**Your goal**
Retype, without alteration, each line from the line containing "Convert this document image to plain text." to the final line of the records.

[Dataset items]
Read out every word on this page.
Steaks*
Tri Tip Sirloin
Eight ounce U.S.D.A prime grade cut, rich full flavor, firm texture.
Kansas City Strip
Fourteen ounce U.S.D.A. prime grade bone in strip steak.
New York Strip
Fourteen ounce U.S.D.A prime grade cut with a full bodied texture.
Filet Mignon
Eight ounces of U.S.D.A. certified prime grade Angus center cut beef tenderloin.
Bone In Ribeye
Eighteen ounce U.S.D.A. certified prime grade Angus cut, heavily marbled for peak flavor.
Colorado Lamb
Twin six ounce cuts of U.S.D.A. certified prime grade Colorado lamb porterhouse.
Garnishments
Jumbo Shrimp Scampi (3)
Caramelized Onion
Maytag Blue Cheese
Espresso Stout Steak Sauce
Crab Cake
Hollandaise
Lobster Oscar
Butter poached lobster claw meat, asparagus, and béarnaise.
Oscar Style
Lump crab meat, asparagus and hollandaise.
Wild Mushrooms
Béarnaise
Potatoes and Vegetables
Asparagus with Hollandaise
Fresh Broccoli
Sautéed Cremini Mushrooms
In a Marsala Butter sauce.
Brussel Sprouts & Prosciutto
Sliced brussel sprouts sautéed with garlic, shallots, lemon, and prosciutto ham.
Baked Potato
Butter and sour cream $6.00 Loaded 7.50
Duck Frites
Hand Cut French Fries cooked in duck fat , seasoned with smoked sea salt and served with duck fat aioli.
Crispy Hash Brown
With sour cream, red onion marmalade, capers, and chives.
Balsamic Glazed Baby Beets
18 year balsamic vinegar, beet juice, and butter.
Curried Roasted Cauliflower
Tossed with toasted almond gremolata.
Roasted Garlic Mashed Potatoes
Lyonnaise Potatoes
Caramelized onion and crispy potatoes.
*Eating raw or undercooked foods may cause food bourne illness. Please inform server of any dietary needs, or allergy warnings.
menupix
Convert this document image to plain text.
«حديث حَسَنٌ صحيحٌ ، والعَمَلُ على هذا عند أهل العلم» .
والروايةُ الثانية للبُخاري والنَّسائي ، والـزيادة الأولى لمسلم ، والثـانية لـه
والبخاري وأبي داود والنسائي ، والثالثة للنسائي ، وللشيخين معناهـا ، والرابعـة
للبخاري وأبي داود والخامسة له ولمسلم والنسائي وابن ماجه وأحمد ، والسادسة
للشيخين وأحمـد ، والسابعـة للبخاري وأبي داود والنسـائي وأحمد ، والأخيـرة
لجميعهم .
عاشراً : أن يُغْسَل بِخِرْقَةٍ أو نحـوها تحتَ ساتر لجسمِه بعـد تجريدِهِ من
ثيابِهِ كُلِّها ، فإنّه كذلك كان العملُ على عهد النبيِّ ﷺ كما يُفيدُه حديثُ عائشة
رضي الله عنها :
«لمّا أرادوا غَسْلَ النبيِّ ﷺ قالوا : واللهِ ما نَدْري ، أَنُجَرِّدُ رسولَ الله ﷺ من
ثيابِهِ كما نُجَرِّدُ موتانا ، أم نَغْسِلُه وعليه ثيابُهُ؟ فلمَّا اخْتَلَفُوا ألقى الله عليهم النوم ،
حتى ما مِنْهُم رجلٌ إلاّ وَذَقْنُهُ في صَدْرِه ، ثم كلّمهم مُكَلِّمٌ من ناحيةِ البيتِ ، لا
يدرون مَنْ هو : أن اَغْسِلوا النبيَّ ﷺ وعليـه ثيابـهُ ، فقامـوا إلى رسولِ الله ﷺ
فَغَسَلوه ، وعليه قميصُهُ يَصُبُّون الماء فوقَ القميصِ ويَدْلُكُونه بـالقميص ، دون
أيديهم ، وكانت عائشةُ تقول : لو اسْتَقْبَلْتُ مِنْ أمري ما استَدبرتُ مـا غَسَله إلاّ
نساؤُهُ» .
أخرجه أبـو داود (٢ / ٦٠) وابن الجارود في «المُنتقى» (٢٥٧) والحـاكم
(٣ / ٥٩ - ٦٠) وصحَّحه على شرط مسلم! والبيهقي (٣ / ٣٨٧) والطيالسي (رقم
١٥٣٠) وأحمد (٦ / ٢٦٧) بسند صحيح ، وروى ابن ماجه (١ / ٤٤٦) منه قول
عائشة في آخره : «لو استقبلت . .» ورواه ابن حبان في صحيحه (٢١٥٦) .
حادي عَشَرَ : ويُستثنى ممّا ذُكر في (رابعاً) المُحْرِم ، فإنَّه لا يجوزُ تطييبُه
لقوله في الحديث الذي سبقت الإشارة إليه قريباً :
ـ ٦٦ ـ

**Written solution**
Convert this document image to plain text.
«حديث حَسَنٌ صحيحٌ ، والعَمَلُ على هذا عند أهل العلم» .
والروايةُ الثانية للبُخاري والنَّسائي ، والـزيادة الأولى لمسلم ، والثـانية لـه
والبخاري وأبي داود والنسائي ، والثالثة للنسائي ، وللشيخين معناهـا ، والرابعـة
للبخاري وأبي داود والخامسة له ولمسلم والنسائي وابن ماجه وأحمد ، والسادسة
للشيخين وأحمـد ، والسابعـة للبخاري وأبي داود والنسـائي وأحمد ، والأخيـرة
لجميعهم .
عاشراً : أن يُغْسَل بِخِرْقَةٍ أو نحـوها تحتَ ساتر لجسمِه بعـد تجريدِهِ من
ثيابِهِ كُلِّها ، فإنّه كذلك كان العملُ على عهد النبيِّ ﷺ كما يُفيدُه حديثُ عائشة
رضي الله عنها :
«لمّا أرادوا غَسْلَ النبيِّ ﷺ قالوا : واللهِ ما نَدْري ، أَنُجَرِّدُ رسولَ الله ﷺ من
ثيابِهِ كما نُجَرِّدُ موتانا ، أم نَغْسِلُه وعليه ثيابُهُ؟ فلمَّا اخْتَلَفُوا ألقى الله عليهم النوم ،
حتى ما مِنْهُم رجلٌ إلاّ وَذَقْنُهُ في صَدْرِه ، ثم كلّمهم مُكَلِّمٌ من ناحيةِ البيتِ ، لا
يدرون مَنْ هو : أن اَغْسِلوا النبيَّ ﷺ وعليـه ثيابـهُ ، فقامـوا إلى رسولِ الله ﷺ
فَغَسَلوه ، وعليه قميصُهُ يَصُبُّون الماء فوقَ القميصِ ويَدْلُكُونه بـالقميص ، دون
أيديهم ، وكانت عائشةُ تقول : لو اسْتَقْبَلْتُ مِنْ أمري ما استَدبرتُ مـا غَسَله إلاّ
نساؤُهُ» .
أخرجه أبـو داود (٢ / ٦٠) وابن الجارود في «المُنتقى» (٢٥٧) والحـاكم
(٣ / ٥٩ - ٦٠) وصحَّحه على شرط مسلم! والبيهقي (٣ / ٣٨٧) والطيالسي (رقم
١٥٣٠) وأحمد (٦ / ٢٦٧) بسند صحيح ، وروى ابن ماجه (١ / ٤٤٦) منه قول
عائشة في آخره : «لو استقبلت . .» ورواه ابن حبان في صحيحه (٢١٥٦) .
حادي عَشَرَ : ويُستثنى ممّا ذُكر في (رابعاً) المُحْرِم ، فإنَّه لا يجوزُ تطييبُه
لقوله في الحديث الذي سبقت الإشارة إليه قريباً :
ـ ٦٦ ـ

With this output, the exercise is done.